--- WHAT THE EXERCISE ASKS ---
Return a copy of every line in the records that includes the word "document".

— Start of LISTED RECORDS —

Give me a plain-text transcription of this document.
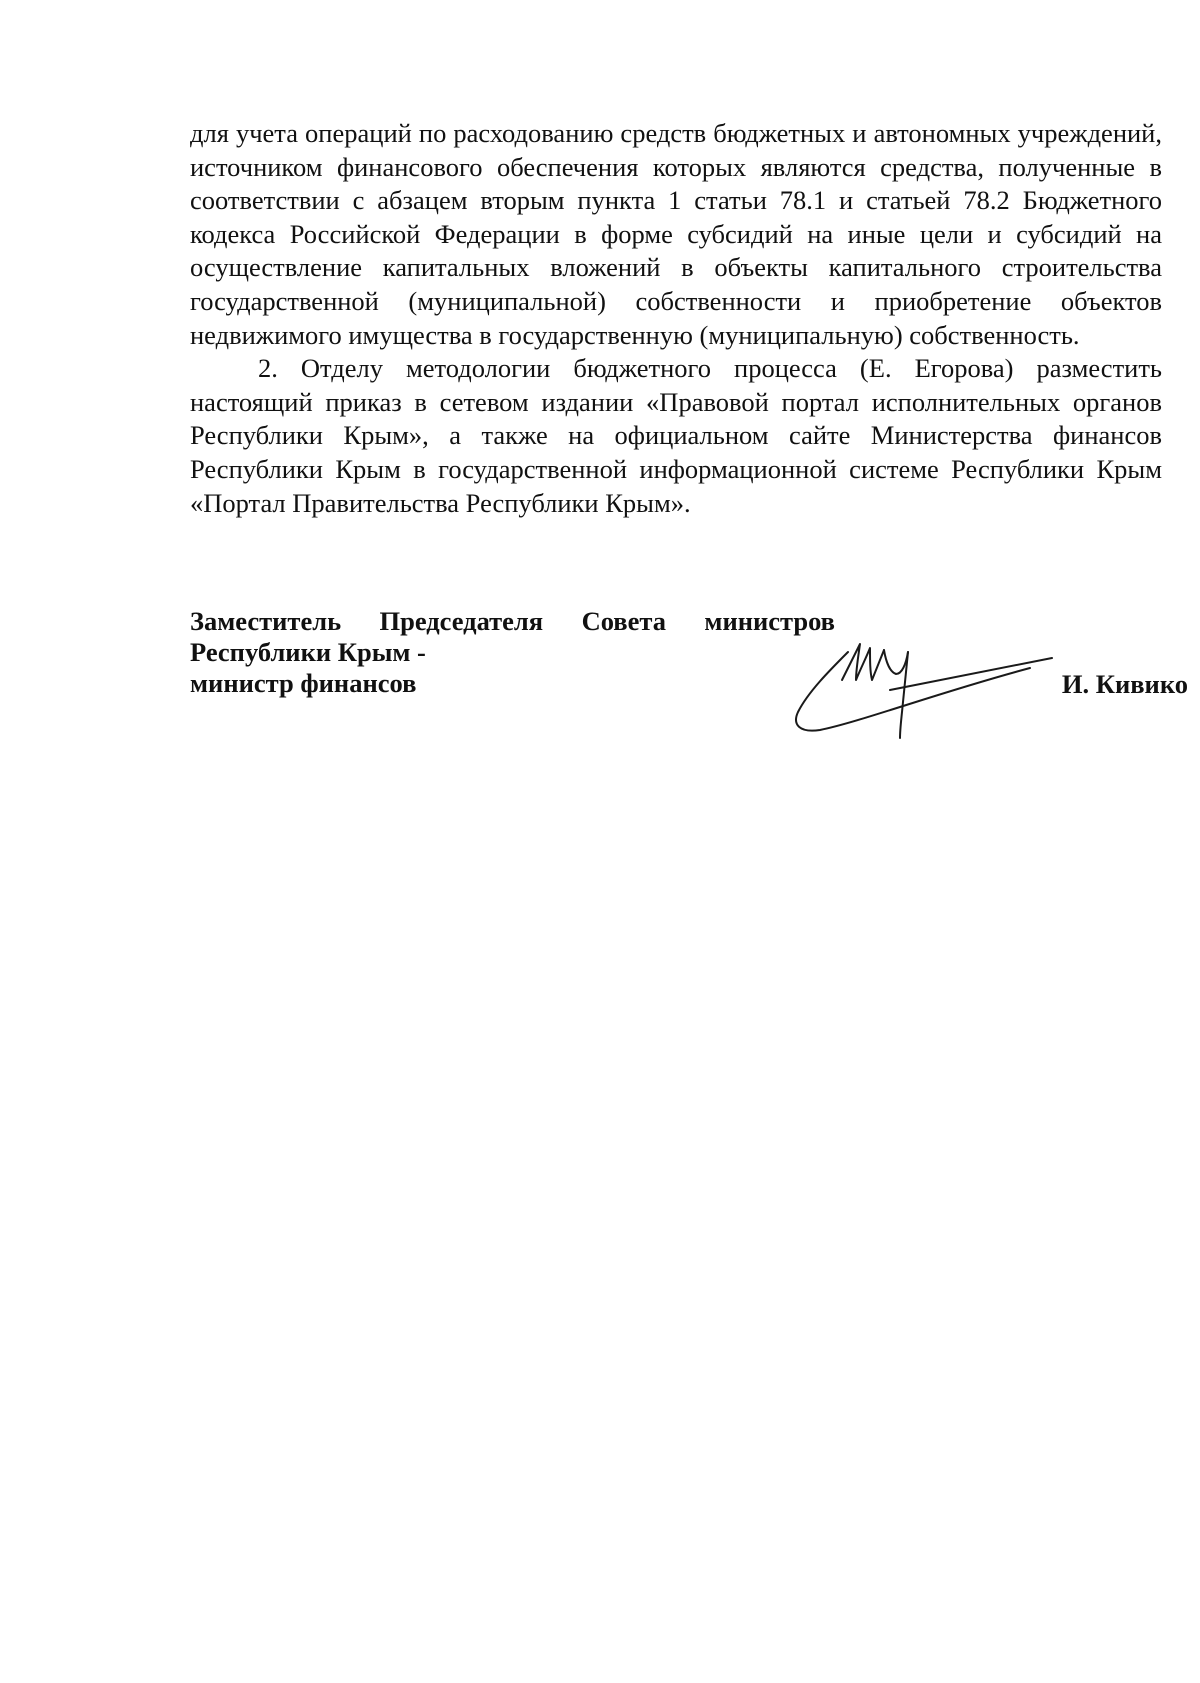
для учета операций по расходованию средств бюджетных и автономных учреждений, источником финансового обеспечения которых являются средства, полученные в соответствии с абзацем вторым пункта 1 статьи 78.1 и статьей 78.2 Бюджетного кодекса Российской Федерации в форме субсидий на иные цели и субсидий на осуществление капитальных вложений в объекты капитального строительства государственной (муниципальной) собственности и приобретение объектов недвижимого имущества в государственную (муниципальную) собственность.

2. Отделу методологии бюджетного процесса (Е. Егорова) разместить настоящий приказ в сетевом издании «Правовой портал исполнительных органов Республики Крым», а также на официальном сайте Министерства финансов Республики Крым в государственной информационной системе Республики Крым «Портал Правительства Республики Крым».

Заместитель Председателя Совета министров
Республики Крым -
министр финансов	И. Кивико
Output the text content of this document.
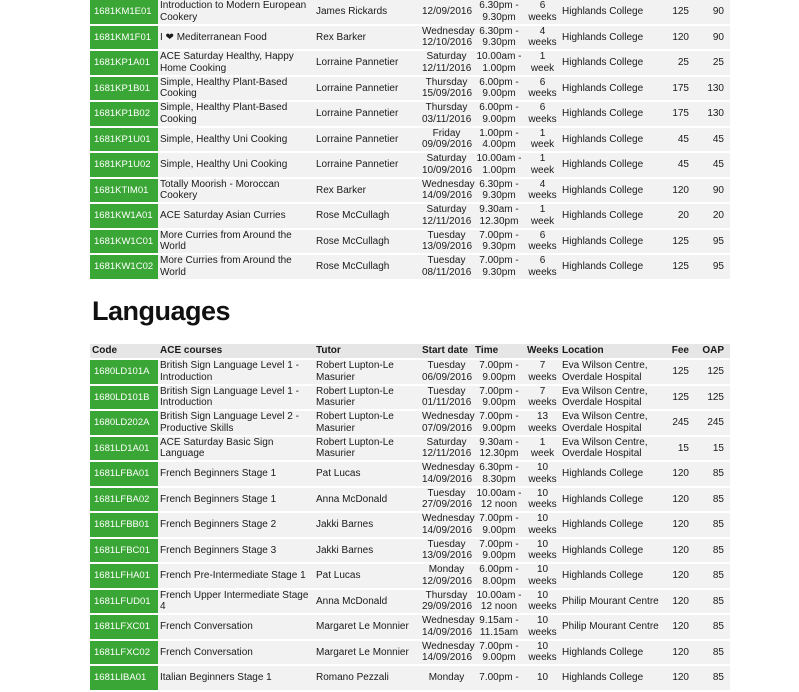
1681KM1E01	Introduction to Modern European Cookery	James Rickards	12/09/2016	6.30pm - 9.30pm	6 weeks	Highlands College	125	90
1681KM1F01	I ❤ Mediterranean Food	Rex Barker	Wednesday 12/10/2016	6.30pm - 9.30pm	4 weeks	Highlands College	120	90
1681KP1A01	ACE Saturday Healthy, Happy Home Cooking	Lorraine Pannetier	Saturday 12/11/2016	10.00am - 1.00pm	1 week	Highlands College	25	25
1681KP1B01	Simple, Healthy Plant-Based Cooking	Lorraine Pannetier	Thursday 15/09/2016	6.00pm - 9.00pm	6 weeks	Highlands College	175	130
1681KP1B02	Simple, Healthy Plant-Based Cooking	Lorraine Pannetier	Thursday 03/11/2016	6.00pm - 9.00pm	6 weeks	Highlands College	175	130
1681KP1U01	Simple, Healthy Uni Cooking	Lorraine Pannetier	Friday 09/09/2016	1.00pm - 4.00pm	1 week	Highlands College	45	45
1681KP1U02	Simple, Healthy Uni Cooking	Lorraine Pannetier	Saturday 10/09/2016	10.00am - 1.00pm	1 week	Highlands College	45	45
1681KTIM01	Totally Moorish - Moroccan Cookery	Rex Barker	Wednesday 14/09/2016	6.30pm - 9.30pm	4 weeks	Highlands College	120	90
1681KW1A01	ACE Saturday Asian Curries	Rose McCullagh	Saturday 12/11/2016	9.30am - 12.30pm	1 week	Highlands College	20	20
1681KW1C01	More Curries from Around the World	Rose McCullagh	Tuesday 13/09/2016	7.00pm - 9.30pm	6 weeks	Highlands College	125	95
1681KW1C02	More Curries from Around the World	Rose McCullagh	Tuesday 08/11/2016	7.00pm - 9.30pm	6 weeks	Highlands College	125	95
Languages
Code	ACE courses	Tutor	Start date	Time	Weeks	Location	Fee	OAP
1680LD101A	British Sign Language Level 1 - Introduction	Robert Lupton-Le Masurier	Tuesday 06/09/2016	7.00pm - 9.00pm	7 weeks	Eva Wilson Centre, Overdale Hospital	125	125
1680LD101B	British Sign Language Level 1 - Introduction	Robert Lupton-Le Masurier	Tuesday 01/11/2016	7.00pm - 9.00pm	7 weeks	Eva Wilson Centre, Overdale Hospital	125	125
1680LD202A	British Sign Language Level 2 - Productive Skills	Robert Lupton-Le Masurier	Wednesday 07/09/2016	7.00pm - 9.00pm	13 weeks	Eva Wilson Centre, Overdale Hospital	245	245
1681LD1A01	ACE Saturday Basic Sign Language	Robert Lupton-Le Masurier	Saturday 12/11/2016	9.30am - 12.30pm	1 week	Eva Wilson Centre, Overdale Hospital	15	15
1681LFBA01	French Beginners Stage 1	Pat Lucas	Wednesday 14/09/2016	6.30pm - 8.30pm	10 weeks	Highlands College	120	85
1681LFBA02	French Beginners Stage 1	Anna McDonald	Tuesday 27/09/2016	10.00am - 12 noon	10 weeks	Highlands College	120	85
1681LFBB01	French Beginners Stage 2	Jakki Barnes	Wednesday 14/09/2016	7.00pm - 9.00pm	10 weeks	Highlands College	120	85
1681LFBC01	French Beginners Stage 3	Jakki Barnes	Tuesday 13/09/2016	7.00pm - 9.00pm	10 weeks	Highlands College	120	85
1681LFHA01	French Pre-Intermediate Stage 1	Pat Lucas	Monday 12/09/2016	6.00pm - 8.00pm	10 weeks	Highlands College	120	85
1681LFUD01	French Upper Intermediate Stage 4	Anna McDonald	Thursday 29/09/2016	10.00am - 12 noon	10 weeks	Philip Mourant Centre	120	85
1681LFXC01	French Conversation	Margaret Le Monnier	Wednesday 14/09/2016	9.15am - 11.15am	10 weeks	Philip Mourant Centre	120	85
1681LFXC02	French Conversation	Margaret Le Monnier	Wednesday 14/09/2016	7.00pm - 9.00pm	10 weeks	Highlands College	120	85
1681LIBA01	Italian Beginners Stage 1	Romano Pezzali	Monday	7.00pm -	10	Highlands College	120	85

— End of LISTED RECORDS —
— Start of LISTED RECORDS —

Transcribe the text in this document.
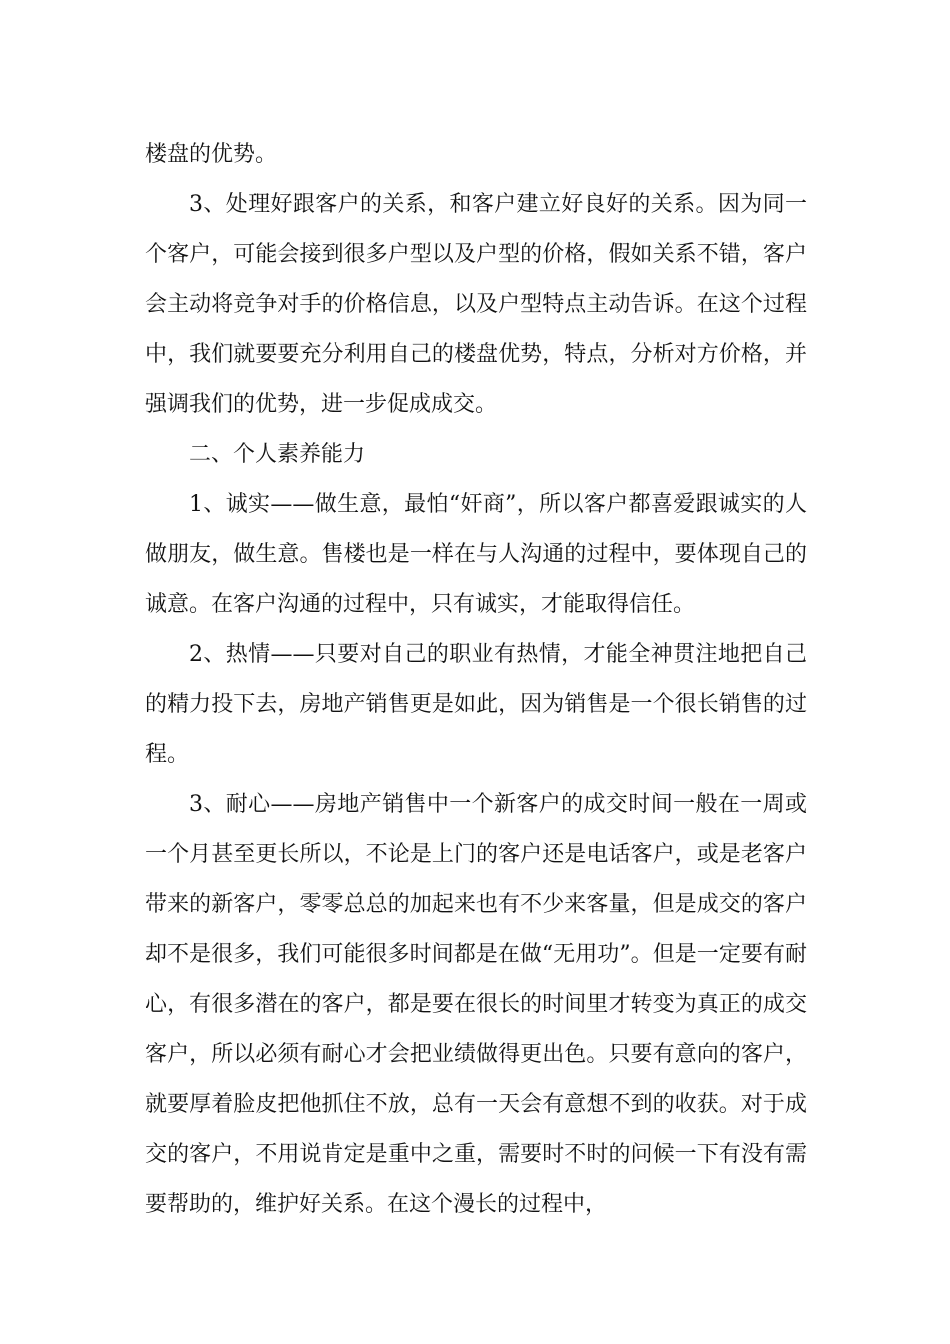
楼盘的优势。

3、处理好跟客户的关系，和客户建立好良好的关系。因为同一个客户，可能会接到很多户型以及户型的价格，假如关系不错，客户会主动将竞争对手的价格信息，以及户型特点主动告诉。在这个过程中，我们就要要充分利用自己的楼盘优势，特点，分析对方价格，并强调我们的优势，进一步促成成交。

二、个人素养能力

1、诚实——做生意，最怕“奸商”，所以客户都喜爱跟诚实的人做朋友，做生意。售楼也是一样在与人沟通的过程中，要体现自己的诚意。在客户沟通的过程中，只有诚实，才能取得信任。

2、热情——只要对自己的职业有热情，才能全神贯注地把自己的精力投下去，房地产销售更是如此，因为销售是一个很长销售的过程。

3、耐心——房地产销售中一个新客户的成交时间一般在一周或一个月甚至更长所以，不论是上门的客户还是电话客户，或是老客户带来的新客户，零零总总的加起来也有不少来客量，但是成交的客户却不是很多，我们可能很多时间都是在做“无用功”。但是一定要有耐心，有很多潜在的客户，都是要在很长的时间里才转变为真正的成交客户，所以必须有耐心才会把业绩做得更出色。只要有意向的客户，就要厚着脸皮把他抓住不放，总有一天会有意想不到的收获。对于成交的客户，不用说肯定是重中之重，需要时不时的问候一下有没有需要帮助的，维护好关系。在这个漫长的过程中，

— End of LISTED RECORDS —
— Start of LISTED RECORDS —

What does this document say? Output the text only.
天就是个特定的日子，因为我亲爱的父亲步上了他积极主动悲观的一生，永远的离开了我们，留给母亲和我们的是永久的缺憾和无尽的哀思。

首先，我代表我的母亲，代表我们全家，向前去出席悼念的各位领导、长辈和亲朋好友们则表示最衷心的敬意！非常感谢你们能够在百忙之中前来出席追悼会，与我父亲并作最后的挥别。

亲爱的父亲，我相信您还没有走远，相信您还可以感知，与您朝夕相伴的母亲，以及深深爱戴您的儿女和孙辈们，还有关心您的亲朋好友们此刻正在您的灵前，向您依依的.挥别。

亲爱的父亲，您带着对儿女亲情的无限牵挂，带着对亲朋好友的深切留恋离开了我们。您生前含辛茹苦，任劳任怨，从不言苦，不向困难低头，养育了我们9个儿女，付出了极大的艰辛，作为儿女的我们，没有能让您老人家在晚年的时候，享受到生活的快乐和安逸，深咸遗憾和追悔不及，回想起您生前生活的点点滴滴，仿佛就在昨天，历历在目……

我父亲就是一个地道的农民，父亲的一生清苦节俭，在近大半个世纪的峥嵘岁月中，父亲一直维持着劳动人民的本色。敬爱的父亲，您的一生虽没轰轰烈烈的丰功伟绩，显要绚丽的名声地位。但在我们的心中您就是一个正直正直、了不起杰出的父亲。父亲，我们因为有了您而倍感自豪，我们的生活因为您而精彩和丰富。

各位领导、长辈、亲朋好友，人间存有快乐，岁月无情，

— End of LISTED RECORDS —

--- ANSWER FOR THIS EXERCISE ---
Give me a plain-text transcription of this document.
Output the text content of this document.
Transcribe the text in this document.
What does this document say? Output the text only.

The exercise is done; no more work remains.